Write the data out again in full, with no departure from the original.

◆ **Data entries**:
+ + +

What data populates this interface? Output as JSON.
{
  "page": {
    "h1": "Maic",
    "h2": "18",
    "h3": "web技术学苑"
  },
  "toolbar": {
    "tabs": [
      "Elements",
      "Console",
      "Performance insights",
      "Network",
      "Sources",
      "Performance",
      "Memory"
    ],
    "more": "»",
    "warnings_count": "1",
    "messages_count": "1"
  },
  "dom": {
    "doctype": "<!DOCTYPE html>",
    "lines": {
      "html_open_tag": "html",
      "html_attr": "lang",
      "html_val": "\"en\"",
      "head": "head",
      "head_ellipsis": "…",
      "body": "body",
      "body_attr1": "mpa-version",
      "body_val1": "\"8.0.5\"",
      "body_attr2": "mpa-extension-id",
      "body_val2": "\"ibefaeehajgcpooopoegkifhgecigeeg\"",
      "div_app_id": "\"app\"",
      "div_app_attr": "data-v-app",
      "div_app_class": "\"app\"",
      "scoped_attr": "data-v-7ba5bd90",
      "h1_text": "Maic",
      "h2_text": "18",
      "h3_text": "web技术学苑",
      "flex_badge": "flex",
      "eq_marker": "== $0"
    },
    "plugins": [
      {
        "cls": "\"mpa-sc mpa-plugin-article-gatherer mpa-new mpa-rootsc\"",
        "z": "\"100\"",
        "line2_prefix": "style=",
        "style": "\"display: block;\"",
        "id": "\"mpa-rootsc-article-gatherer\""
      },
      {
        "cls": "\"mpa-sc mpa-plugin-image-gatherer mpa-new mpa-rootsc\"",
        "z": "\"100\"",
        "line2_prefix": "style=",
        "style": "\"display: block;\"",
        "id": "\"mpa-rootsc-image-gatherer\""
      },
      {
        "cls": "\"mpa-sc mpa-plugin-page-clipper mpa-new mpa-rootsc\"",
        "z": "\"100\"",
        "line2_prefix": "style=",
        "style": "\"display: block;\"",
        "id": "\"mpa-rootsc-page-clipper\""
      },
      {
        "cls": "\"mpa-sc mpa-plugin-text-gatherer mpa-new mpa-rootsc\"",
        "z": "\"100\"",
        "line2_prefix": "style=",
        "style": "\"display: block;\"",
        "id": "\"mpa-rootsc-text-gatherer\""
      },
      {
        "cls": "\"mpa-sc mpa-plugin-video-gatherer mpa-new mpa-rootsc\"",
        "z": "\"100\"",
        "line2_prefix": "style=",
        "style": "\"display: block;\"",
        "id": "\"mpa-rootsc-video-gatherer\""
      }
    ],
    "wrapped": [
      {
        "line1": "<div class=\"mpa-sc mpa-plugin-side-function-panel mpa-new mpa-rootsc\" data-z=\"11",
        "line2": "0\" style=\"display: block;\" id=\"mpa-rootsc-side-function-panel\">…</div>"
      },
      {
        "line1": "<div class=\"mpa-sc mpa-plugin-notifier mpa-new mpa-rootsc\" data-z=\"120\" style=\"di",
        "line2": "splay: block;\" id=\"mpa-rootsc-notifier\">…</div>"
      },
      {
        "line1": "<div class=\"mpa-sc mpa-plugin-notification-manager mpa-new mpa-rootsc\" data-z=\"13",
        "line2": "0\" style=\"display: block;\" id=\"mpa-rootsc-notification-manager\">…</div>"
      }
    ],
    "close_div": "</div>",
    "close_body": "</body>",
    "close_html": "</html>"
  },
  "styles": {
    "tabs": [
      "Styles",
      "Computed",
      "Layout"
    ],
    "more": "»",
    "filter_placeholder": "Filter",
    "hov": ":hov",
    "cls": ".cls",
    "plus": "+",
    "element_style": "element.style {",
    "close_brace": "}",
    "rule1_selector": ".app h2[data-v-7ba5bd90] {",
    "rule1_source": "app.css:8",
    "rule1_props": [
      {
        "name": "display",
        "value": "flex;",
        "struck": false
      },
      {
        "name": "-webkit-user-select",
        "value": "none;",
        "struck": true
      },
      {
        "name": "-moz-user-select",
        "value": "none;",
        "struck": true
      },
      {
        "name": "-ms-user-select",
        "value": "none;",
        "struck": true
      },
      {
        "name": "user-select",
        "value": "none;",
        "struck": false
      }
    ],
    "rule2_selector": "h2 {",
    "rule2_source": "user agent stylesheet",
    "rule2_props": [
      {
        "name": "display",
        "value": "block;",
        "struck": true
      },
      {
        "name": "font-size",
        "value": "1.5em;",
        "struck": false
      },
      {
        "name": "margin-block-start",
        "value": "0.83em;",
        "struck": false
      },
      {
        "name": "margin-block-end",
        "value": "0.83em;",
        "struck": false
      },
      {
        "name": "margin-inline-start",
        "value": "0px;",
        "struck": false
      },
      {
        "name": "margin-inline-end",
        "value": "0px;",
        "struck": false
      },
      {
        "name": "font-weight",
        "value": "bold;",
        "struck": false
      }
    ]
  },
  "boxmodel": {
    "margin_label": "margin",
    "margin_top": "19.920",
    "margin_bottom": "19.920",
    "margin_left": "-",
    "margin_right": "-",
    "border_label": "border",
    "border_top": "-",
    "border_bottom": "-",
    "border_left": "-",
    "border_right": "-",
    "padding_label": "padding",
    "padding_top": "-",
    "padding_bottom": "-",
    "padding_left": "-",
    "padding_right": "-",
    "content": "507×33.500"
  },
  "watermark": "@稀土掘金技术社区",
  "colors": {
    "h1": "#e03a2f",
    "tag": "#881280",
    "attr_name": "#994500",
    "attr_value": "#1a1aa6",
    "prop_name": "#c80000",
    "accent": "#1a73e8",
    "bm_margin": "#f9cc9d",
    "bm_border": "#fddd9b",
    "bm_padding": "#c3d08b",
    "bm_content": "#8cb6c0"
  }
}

+ + +

◆ **FINAL ANSWER**:
What data populates this interface? Output as JSON.
{
  "page": {
    "h1": "Maic",
    "h2": "18",
    "h3": "web技术学苑"
  },
  "toolbar": {
    "tabs": [
      "Elements",
      "Console",
      "Performance insights",
      "Network",
      "Sources",
      "Performance",
      "Memory"
    ],
    "more": "»",
    "warnings_count": "1",
    "messages_count": "1"
  },
  "dom": {
    "doctype": "<!DOCTYPE html>",
    "lines": {
      "html_open_tag": "html",
      "html_attr": "lang",
      "html_val": "\"en\"",
      "head": "head",
      "head_ellipsis": "…",
      "body": "body",
      "body_attr1": "mpa-version",
      "body_val1": "\"8.0.5\"",
      "body_attr2": "mpa-extension-id",
      "body_val2": "\"ibefaeehajgcpooopoegkifhgecigeeg\"",
      "div_app_id": "\"app\"",
      "div_app_attr": "data-v-app",
      "div_app_class": "\"app\"",
      "scoped_attr": "data-v-7ba5bd90",
      "h1_text": "Maic",
      "h2_text": "18",
      "h3_text": "web技术学苑",
      "flex_badge": "flex",
      "eq_marker": "== $0"
    },
    "plugins": [
      {
        "cls": "\"mpa-sc mpa-plugin-article-gatherer mpa-new mpa-rootsc\"",
        "z": "\"100\"",
        "line2_prefix": "style=",
        "style": "\"display: block;\"",
        "id": "\"mpa-rootsc-article-gatherer\""
      },
      {
        "cls": "\"mpa-sc mpa-plugin-image-gatherer mpa-new mpa-rootsc\"",
        "z": "\"100\"",
        "line2_prefix": "style=",
        "style": "\"display: block;\"",
        "id": "\"mpa-rootsc-image-gatherer\""
      },
      {
        "cls": "\"mpa-sc mpa-plugin-page-clipper mpa-new mpa-rootsc\"",
        "z": "\"100\"",
        "line2_prefix": "style=",
        "style": "\"display: block;\"",
        "id": "\"mpa-rootsc-page-clipper\""
      },
      {
        "cls": "\"mpa-sc mpa-plugin-text-gatherer mpa-new mpa-rootsc\"",
        "z": "\"100\"",
        "line2_prefix": "style=",
        "style": "\"display: block;\"",
        "id": "\"mpa-rootsc-text-gatherer\""
      },
      {
        "cls": "\"mpa-sc mpa-plugin-video-gatherer mpa-new mpa-rootsc\"",
        "z": "\"100\"",
        "line2_prefix": "style=",
        "style": "\"display: block;\"",
        "id": "\"mpa-rootsc-video-gatherer\""
      }
    ],
    "wrapped": [
      {
        "line1": "<div class=\"mpa-sc mpa-plugin-side-function-panel mpa-new mpa-rootsc\" data-z=\"11",
        "line2": "0\" style=\"display: block;\" id=\"mpa-rootsc-side-function-panel\">…</div>"
      },
      {
        "line1": "<div class=\"mpa-sc mpa-plugin-notifier mpa-new mpa-rootsc\" data-z=\"120\" style=\"di",
        "line2": "splay: block;\" id=\"mpa-rootsc-notifier\">…</div>"
      },
      {
        "line1": "<div class=\"mpa-sc mpa-plugin-notification-manager mpa-new mpa-rootsc\" data-z=\"13",
        "line2": "0\" style=\"display: block;\" id=\"mpa-rootsc-notification-manager\">…</div>"
      }
    ],
    "close_div": "</div>",
    "close_body": "</body>",
    "close_html": "</html>"
  },
  "styles": {
    "tabs": [
      "Styles",
      "Computed",
      "Layout"
    ],
    "more": "»",
    "filter_placeholder": "Filter",
    "hov": ":hov",
    "cls": ".cls",
    "plus": "+",
    "element_style": "element.style {",
    "close_brace": "}",
    "rule1_selector": ".app h2[data-v-7ba5bd90] {",
    "rule1_source": "app.css:8",
    "rule1_props": [
      {
        "name": "display",
        "value": "flex;",
        "struck": false
      },
      {
        "name": "-webkit-user-select",
        "value": "none;",
        "struck": true
      },
      {
        "name": "-moz-user-select",
        "value": "none;",
        "struck": true
      },
      {
        "name": "-ms-user-select",
        "value": "none;",
        "struck": true
      },
      {
        "name": "user-select",
        "value": "none;",
        "struck": false
      }
    ],
    "rule2_selector": "h2 {",
    "rule2_source": "user agent stylesheet",
    "rule2_props": [
      {
        "name": "display",
        "value": "block;",
        "struck": true
      },
      {
        "name": "font-size",
        "value": "1.5em;",
        "struck": false
      },
      {
        "name": "margin-block-start",
        "value": "0.83em;",
        "struck": false
      },
      {
        "name": "margin-block-end",
        "value": "0.83em;",
        "struck": false
      },
      {
        "name": "margin-inline-start",
        "value": "0px;",
        "struck": false
      },
      {
        "name": "margin-inline-end",
        "value": "0px;",
        "struck": false
      },
      {
        "name": "font-weight",
        "value": "bold;",
        "struck": false
      }
    ]
  },
  "boxmodel": {
    "margin_label": "margin",
    "margin_top": "19.920",
    "margin_bottom": "19.920",
    "margin_left": "-",
    "margin_right": "-",
    "border_label": "border",
    "border_top": "-",
    "border_bottom": "-",
    "border_left": "-",
    "border_right": "-",
    "padding_label": "padding",
    "padding_top": "-",
    "padding_bottom": "-",
    "padding_left": "-",
    "padding_right": "-",
    "content": "507×33.500"
  },
  "watermark": "@稀土掘金技术社区",
  "colors": {
    "h1": "#e03a2f",
    "tag": "#881280",
    "attr_name": "#994500",
    "attr_value": "#1a1aa6",
    "prop_name": "#c80000",
    "accent": "#1a73e8",
    "bm_margin": "#f9cc9d",
    "bm_border": "#fddd9b",
    "bm_padding": "#c3d08b",
    "bm_content": "#8cb6c0"
  }
}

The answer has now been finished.